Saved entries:
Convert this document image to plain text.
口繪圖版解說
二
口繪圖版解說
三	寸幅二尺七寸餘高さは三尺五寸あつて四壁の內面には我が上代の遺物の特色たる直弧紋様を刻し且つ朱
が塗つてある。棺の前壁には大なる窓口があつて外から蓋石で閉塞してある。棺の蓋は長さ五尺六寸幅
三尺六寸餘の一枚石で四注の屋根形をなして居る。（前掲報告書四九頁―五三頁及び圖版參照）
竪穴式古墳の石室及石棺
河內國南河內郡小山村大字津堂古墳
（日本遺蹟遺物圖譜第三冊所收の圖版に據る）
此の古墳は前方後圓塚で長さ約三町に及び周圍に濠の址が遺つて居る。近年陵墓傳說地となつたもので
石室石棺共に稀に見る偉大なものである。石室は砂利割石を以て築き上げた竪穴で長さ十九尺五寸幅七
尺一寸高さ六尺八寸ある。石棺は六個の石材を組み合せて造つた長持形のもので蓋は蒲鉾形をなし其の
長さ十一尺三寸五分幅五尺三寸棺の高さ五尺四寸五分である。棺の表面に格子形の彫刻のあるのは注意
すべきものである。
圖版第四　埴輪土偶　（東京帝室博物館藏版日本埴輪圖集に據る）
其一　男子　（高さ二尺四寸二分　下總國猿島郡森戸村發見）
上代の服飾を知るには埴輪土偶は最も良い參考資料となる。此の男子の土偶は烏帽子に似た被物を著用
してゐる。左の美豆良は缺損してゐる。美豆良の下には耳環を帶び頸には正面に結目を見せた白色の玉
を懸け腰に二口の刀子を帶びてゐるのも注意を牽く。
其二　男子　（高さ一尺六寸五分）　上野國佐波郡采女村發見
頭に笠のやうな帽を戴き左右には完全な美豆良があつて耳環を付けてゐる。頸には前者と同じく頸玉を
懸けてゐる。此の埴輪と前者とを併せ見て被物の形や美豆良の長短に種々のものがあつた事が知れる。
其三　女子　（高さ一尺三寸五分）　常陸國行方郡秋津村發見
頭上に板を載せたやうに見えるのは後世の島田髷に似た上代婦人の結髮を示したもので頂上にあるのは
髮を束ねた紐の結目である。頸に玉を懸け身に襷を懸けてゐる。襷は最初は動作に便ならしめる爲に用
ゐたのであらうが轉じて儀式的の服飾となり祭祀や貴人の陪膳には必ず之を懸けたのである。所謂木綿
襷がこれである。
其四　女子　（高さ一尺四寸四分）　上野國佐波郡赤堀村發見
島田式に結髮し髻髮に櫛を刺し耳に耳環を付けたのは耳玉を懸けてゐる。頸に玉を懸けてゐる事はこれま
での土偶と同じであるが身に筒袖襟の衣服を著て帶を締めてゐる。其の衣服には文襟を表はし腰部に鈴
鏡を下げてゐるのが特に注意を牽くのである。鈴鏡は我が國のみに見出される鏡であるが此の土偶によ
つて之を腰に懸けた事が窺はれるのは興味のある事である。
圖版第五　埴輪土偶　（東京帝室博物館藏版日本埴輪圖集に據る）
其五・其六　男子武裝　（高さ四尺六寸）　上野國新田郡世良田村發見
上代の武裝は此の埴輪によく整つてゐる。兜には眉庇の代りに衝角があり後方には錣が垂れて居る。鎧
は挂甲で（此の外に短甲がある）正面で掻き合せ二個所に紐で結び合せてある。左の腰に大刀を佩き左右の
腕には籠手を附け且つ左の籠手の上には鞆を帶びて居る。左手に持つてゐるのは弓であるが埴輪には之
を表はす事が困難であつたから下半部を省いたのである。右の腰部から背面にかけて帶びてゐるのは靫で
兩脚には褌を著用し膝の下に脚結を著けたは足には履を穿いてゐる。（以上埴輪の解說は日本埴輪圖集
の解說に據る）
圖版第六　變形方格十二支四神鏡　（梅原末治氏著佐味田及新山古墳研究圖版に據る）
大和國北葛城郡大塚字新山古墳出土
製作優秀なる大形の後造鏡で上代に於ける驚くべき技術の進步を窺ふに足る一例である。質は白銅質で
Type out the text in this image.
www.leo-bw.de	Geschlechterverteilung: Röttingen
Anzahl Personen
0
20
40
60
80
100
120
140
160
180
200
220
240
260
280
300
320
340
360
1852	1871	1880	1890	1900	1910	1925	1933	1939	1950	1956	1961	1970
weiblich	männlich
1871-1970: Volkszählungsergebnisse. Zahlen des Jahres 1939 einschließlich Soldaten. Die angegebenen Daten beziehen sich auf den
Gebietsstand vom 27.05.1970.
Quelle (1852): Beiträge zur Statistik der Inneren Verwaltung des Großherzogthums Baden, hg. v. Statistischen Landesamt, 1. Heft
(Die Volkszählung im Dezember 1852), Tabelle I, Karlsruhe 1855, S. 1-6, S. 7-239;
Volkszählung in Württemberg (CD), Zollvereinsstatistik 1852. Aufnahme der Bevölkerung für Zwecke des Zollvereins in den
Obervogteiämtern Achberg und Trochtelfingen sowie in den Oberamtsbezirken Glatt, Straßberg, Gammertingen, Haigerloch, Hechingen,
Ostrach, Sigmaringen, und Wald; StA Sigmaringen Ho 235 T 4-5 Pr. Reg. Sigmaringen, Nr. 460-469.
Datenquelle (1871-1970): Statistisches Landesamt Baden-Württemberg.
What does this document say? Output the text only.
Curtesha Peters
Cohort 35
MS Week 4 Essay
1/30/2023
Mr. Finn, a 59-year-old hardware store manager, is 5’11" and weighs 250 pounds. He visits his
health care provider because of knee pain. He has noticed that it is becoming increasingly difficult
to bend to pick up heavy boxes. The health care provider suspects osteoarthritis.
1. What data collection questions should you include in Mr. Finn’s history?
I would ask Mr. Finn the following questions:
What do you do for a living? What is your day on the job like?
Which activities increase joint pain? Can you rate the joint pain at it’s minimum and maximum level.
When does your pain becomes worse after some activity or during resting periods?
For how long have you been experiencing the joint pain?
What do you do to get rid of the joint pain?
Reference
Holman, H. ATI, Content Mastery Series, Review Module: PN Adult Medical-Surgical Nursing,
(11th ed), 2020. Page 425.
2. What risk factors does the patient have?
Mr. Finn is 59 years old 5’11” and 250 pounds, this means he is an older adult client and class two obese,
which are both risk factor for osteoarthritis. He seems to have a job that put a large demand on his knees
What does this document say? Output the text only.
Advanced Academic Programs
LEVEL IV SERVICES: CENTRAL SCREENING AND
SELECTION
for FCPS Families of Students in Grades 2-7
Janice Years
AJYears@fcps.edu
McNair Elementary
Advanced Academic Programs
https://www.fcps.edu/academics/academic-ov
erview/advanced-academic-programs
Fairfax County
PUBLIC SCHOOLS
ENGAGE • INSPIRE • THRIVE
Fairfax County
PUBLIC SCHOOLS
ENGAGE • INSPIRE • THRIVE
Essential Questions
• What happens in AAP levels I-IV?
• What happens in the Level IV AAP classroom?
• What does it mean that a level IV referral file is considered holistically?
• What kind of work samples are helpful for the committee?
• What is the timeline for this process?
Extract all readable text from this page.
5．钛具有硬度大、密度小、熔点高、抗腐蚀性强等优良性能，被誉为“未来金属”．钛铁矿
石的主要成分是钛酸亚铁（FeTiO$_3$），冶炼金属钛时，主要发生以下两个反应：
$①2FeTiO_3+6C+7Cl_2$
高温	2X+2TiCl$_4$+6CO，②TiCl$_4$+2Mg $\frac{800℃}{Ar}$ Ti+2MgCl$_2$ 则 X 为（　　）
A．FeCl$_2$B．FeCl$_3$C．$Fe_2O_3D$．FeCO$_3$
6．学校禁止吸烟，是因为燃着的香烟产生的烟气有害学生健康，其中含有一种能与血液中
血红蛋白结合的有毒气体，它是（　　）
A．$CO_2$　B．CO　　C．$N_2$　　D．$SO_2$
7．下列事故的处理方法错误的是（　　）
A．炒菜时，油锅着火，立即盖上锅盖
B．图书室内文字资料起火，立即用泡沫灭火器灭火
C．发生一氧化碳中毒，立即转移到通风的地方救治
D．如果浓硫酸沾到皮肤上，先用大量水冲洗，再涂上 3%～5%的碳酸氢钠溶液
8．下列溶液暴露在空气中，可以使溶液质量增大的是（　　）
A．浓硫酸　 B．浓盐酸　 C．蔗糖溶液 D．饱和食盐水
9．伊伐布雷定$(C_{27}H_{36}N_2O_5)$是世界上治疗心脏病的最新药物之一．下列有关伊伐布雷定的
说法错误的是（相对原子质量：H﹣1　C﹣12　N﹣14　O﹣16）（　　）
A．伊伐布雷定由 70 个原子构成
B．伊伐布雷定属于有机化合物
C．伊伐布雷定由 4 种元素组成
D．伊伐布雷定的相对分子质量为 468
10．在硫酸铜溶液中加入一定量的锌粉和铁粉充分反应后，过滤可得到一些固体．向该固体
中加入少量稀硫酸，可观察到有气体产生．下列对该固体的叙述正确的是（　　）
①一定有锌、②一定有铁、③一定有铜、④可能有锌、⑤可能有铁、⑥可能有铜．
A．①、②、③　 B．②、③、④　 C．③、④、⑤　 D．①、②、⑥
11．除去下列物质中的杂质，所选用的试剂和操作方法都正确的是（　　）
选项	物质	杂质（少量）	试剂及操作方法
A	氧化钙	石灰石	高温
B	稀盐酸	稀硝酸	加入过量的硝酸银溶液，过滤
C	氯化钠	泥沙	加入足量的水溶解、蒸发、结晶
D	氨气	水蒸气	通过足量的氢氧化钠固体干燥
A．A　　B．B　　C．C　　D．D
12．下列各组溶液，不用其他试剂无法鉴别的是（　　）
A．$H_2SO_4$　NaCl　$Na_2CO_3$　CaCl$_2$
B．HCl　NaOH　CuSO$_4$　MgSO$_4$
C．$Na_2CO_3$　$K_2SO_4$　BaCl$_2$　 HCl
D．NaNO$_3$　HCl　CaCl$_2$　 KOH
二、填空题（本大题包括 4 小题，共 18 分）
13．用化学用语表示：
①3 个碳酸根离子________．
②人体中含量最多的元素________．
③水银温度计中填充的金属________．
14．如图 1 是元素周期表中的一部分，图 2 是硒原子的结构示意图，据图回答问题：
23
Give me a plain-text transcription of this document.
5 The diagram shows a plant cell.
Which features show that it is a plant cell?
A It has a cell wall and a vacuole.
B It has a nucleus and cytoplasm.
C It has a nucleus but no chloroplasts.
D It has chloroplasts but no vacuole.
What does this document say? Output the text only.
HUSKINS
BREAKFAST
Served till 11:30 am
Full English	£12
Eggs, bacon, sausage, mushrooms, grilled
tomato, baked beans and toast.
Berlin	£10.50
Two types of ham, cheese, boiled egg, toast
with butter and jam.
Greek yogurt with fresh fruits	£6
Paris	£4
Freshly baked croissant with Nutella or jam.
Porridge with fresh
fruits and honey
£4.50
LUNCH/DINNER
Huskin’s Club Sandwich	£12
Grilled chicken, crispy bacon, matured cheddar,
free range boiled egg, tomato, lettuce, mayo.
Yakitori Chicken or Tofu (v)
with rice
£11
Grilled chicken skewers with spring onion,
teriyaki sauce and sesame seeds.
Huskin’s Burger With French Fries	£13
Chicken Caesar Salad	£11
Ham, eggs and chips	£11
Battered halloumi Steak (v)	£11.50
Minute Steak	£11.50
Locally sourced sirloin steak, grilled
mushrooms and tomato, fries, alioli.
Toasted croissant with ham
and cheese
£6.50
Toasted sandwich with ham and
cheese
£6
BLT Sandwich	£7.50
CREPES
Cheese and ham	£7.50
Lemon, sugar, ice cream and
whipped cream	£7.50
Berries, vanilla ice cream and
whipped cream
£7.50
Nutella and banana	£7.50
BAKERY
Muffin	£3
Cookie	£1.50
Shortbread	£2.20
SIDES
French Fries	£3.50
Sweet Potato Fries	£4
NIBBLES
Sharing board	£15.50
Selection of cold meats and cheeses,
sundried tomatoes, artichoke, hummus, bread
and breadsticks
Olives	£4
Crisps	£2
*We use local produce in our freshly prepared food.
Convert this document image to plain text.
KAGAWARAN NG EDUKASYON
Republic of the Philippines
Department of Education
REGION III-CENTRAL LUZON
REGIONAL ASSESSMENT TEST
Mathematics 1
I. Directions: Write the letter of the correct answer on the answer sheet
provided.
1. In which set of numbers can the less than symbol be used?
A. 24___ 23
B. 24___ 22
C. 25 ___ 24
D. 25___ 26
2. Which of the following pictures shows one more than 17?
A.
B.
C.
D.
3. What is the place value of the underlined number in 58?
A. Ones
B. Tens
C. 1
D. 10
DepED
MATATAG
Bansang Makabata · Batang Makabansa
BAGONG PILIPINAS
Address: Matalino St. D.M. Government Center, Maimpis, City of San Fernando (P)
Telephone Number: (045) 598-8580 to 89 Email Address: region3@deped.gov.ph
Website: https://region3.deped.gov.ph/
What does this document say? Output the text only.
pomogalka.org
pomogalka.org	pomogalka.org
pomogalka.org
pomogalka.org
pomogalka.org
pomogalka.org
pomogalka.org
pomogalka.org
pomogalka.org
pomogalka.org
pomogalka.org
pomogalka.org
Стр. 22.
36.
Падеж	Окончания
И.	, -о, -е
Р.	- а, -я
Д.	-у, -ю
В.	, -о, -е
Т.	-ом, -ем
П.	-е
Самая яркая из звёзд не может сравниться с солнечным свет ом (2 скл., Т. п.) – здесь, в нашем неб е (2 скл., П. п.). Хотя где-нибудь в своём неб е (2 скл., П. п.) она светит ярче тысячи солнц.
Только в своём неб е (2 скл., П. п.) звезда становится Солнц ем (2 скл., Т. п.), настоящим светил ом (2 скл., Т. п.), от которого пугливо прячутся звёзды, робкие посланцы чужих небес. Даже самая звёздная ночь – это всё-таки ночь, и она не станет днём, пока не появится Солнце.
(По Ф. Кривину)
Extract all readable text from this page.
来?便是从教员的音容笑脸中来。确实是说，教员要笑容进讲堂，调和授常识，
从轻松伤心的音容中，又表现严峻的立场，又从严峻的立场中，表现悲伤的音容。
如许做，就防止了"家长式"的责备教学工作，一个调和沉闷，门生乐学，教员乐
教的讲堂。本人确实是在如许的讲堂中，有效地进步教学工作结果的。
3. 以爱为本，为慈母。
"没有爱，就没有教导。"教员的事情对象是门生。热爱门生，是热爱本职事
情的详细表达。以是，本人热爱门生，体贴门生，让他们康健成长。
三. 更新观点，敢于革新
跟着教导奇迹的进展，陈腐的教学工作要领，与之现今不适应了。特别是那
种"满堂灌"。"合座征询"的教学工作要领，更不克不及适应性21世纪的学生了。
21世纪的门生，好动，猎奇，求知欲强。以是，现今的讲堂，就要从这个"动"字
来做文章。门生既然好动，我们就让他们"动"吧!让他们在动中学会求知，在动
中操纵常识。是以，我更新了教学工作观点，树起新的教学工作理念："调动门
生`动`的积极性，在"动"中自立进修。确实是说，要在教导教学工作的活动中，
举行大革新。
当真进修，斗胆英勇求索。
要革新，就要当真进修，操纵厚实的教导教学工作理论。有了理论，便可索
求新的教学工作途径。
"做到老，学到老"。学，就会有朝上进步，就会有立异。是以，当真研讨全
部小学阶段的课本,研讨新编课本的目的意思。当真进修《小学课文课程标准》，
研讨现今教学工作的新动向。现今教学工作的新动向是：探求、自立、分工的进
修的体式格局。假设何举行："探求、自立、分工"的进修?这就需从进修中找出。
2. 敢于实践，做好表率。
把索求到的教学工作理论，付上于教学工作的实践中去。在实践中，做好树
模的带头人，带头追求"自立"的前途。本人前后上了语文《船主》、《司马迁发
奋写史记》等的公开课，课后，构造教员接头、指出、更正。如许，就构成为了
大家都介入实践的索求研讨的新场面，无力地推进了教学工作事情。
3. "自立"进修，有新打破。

Aim: Sift the material for lines with the string "that". Copy each one found.

Answer:
health care provider because of knee pain. He has noticed that it is becoming increasingly difficult
which are both risk factor for osteoarthritis. He seems to have a job that put a large demand on his knees
• What does it mean that a level IV referral file is considered holistically?
Which features show that it is a plant cell?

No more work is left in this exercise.